WRITTEN TASKS:
1. According to the summary of the message integrity check method, how many first level sections may each second level section comprise?
2. Copy the rows between the line holding "code-line[interactable]: 118+ //" and the line holding "git-blame-annotation[interactable]: You, last", inclusive, without changing anything.

PASSAGE SHOWN:

------------------------------------------------------------------------

There is therefore a need for a technique for efficiently performing a message integrity check in a file system using small sectors.

SUMMARY

An aspect of the invention may reside in a method for performing a message integrity check. In the method, a processor reads a message from a storage device. The message comprises a plurality of first level sections. The processor determines one or more second level sections from the plurality of first level sections. Each second level section comprises a fixed number of first level sections. A crypto engine calculates a hash value for each second level section to generate a respective calculated hash value, and a hash value for each first level section not included in a second level section to generate a respective calculated hash value. The processor compares each of the respective calculated hash values with a corresponding stored hash value. The processor provides an integrity check indication if each respective calculated hash value is equal to the corresponding stored hash value.
In more detailed aspects of the invention, the crypto engine may be a hardware crypto engine. Each second level section may comprise eight first level sections. The message may comprise a file.
Another aspect of the invention may reside in an apparatus, comprising: means for reading a message from a storage device, wherein the message comprises a plurality of first level sections; means for determining one or more second level sections from the plurality of first level sections, wherein each second level section comprises a fixed number of first level sections; means for calculating a hash value for each second level section to generate a respective calculated hash value; means for calculating a hash value for each first level section not included in a second level section to generate a respective calculated hash value; means for comparing each of the respective calculated hash values with a corresponding stored hash value; and means for providing an integrity check indication if each respective calculated hash value is equal to the corresponding stored hash value.

------------------------------------------------------------------------

INPUT:
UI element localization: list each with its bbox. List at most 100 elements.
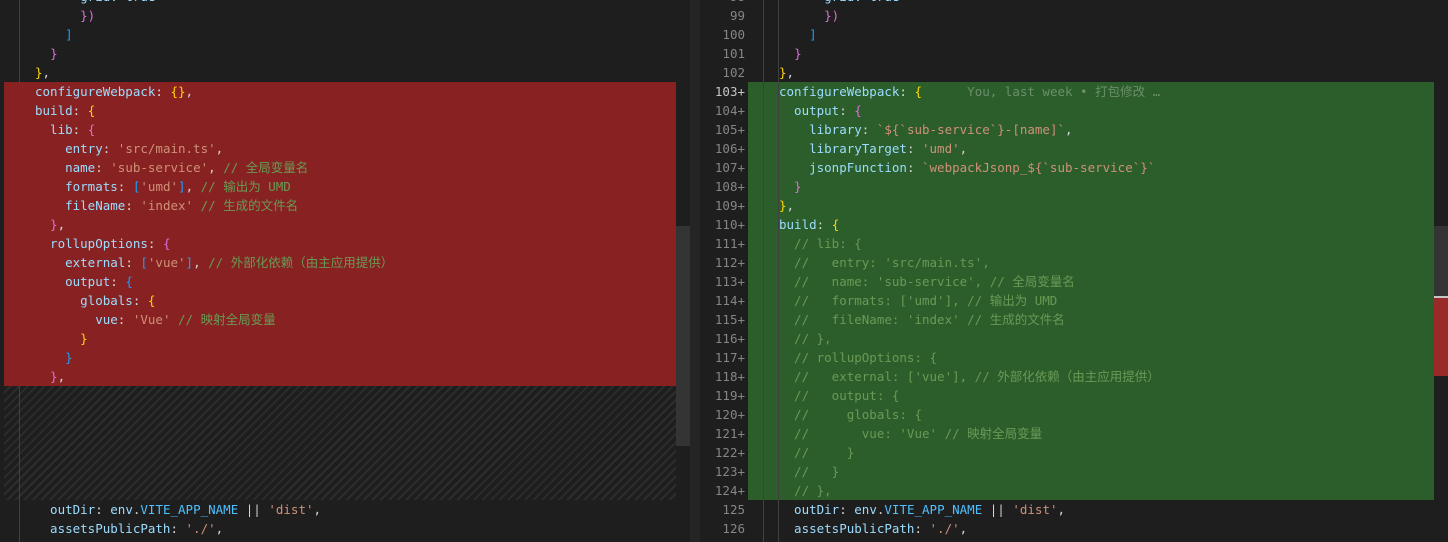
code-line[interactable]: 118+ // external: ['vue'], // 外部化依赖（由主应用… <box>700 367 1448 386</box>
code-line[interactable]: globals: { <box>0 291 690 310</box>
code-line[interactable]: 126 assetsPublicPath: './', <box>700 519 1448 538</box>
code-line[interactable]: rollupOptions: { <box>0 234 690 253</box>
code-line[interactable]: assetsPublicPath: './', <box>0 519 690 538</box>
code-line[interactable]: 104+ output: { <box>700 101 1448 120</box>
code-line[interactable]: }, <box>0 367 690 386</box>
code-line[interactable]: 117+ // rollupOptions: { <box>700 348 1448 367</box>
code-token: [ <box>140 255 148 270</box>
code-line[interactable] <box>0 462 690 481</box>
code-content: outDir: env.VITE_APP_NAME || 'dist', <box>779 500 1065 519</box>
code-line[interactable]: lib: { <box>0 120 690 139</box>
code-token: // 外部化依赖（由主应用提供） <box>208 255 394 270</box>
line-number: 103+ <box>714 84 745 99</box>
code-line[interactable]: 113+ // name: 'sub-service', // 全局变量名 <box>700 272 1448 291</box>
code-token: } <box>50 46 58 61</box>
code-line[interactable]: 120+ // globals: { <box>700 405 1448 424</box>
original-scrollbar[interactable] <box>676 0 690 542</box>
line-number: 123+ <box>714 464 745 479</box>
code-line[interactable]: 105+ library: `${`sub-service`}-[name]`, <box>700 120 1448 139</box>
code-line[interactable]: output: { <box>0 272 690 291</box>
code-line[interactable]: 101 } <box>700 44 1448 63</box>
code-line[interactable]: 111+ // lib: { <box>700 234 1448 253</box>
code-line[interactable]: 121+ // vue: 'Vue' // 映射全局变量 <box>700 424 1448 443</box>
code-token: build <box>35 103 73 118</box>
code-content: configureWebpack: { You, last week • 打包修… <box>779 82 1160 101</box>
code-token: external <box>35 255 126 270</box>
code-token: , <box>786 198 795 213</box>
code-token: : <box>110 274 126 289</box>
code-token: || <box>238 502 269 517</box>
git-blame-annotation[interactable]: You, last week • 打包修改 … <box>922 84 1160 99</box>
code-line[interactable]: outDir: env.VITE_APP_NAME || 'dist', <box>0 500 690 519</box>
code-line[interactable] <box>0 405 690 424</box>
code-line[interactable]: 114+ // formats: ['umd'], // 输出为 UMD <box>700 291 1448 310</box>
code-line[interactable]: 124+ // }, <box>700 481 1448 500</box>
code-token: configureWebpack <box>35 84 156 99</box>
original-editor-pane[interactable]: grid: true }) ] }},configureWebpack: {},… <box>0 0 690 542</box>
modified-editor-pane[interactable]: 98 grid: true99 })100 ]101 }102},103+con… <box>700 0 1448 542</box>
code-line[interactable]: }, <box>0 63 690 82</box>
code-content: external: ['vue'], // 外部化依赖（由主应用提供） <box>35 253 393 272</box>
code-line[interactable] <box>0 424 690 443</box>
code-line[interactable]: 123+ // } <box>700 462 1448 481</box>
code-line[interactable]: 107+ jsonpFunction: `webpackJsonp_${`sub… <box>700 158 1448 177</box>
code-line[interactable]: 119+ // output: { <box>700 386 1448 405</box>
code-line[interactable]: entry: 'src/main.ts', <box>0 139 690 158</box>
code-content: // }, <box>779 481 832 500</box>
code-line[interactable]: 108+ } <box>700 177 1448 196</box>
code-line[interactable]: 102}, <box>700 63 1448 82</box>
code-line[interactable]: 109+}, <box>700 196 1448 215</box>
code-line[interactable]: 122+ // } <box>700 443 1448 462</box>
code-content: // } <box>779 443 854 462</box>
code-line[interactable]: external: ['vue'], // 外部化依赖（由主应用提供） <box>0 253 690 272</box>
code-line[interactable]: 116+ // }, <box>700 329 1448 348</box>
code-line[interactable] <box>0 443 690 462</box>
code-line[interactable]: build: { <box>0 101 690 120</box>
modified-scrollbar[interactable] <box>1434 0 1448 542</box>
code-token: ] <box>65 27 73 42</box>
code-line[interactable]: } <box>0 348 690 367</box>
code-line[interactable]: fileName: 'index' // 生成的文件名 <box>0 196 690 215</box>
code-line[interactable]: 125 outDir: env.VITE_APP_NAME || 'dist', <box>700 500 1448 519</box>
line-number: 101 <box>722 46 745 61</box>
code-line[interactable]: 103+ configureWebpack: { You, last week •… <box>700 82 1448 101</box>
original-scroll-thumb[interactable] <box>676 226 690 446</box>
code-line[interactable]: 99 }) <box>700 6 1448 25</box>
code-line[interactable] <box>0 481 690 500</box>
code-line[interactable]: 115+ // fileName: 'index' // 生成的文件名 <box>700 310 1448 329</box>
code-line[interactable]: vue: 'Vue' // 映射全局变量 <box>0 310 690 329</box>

------------------------------------------------------------------------

EXERCISE RESPONSES:
1. Each second level section may comprise eight first level sections.

2.
code-line[interactable]: 118+ // external: ['vue'], // 外部化依赖（由主应用… <box>700 367 1448 386</box>
code-line[interactable]: globals: { <box>0 291 690 310</box>
code-line[interactable]: 126 assetsPublicPath: './', <box>700 519 1448 538</box>
code-line[interactable]: rollupOptions: { <box>0 234 690 253</box>
code-line[interactable]: assetsPublicPath: './', <box>0 519 690 538</box>
code-line[interactable]: 104+ output: { <box>700 101 1448 120</box>
code-line[interactable]: }, <box>0 367 690 386</box>
code-line[interactable]: 117+ // rollupOptions: { <box>700 348 1448 367</box>
code-token: [ <box>140 255 148 270</box>
code-line[interactable] <box>0 462 690 481</box>
code-content: outDir: env.VITE_APP_NAME || 'dist', <box>779 500 1065 519</box>
code-line[interactable]: lib: { <box>0 120 690 139</box>
code-token: // 外部化依赖（由主应用提供） <box>208 255 394 270</box>
line-number: 103+ <box>714 84 745 99</box>
code-line[interactable]: 113+ // name: 'sub-service', // 全局变量名 <box>700 272 1448 291</box>
code-token: } <box>50 46 58 61</box>
code-line[interactable]: 120+ // globals: { <box>700 405 1448 424</box>
original-scrollbar[interactable] <box>676 0 690 542</box>
line-number: 123+ <box>714 464 745 479</box>
code-line[interactable]: 105+ library: `${`sub-service`}-[name]`, <box>700 120 1448 139</box>
code-line[interactable]: output: { <box>0 272 690 291</box>
code-line[interactable]: 101 } <box>700 44 1448 63</box>
code-line[interactable]: 111+ // lib: { <box>700 234 1448 253</box>
code-line[interactable]: 121+ // vue: 'Vue' // 映射全局变量 <box>700 424 1448 443</box>
code-token: build <box>35 103 73 118</box>
code-content: configureWebpack: { You, last week • 打包修… <box>779 82 1160 101</box>
code-token: external <box>35 255 126 270</box>
code-token: , <box>786 198 795 213</box>
code-token: : <box>110 274 126 289</box>
code-token: || <box>238 502 269 517</box>
git-blame-annotation[interactable]: You, last week • 打包修改 … <box>922 84 1160 99</box>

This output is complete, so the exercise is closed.